INPUT ROWS:
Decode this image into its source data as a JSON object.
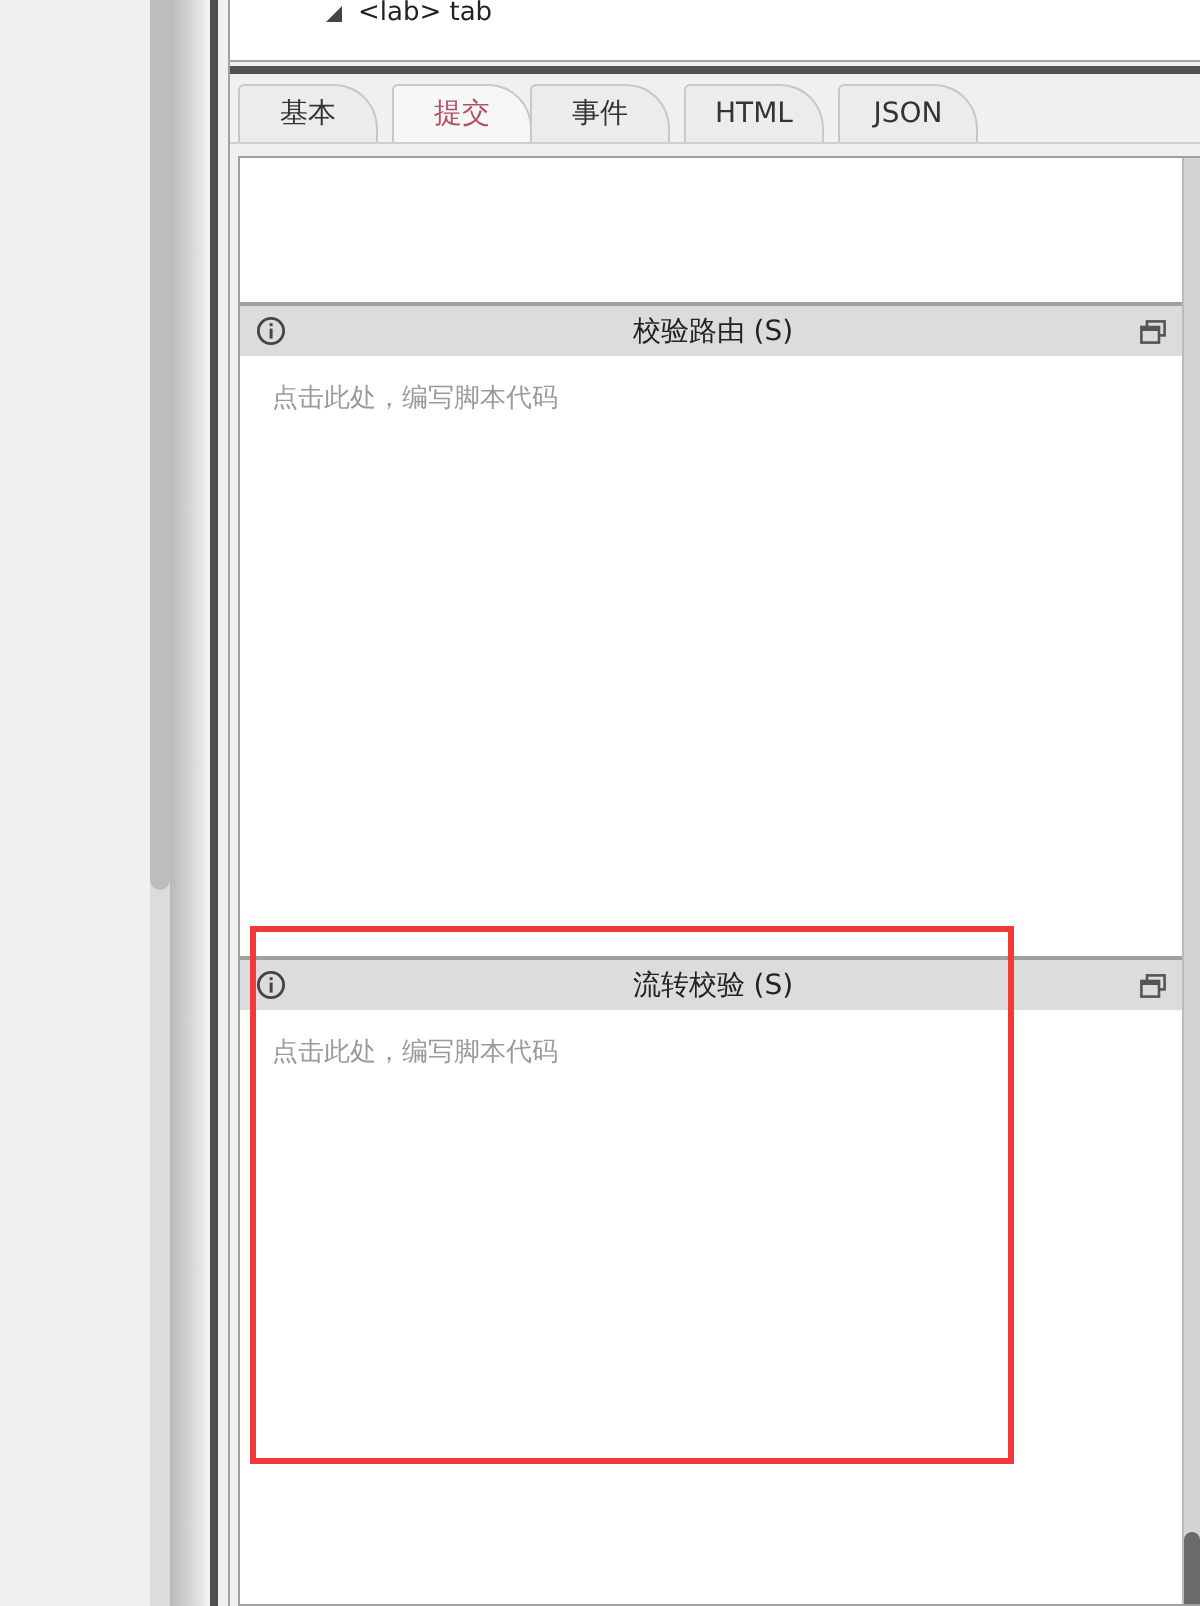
{
  "tree": {
    "nodes": [
      {
        "label": "<lab> tab",
        "expanded": true
      }
    ]
  },
  "tabs": [
    {
      "label": "基本",
      "selected": false
    },
    {
      "label": "提交",
      "selected": true
    },
    {
      "label": "事件",
      "selected": false
    },
    {
      "label": "HTML",
      "selected": false
    },
    {
      "label": "JSON",
      "selected": false
    }
  ],
  "sections": [
    {
      "title": "校验路由 (S)",
      "placeholder": "点击此处，编写脚本代码",
      "highlighted": false
    },
    {
      "title": "流转校验 (S)",
      "placeholder": "点击此处，编写脚本代码",
      "highlighted": true
    }
  ]
}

TASK GOAL:
Copy every entry exactly as written. Pictures are excluded.

SOLVED PROBLEM:
Decode this image into its source data as a JSON object.
{
  "tree": {
    "nodes": [
      {
        "label": "<lab> tab",
        "expanded": true
      }
    ]
  },
  "tabs": [
    {
      "label": "基本",
      "selected": false
    },
    {
      "label": "提交",
      "selected": true
    },
    {
      "label": "事件",
      "selected": false
    },
    {
      "label": "HTML",
      "selected": false
    },
    {
      "label": "JSON",
      "selected": false
    }
  ],
  "sections": [
    {
      "title": "校验路由 (S)",
      "placeholder": "点击此处，编写脚本代码",
      "highlighted": false
    },
    {
      "title": "流转校验 (S)",
      "placeholder": "点击此处，编写脚本代码",
      "highlighted": true
    }
  ]
}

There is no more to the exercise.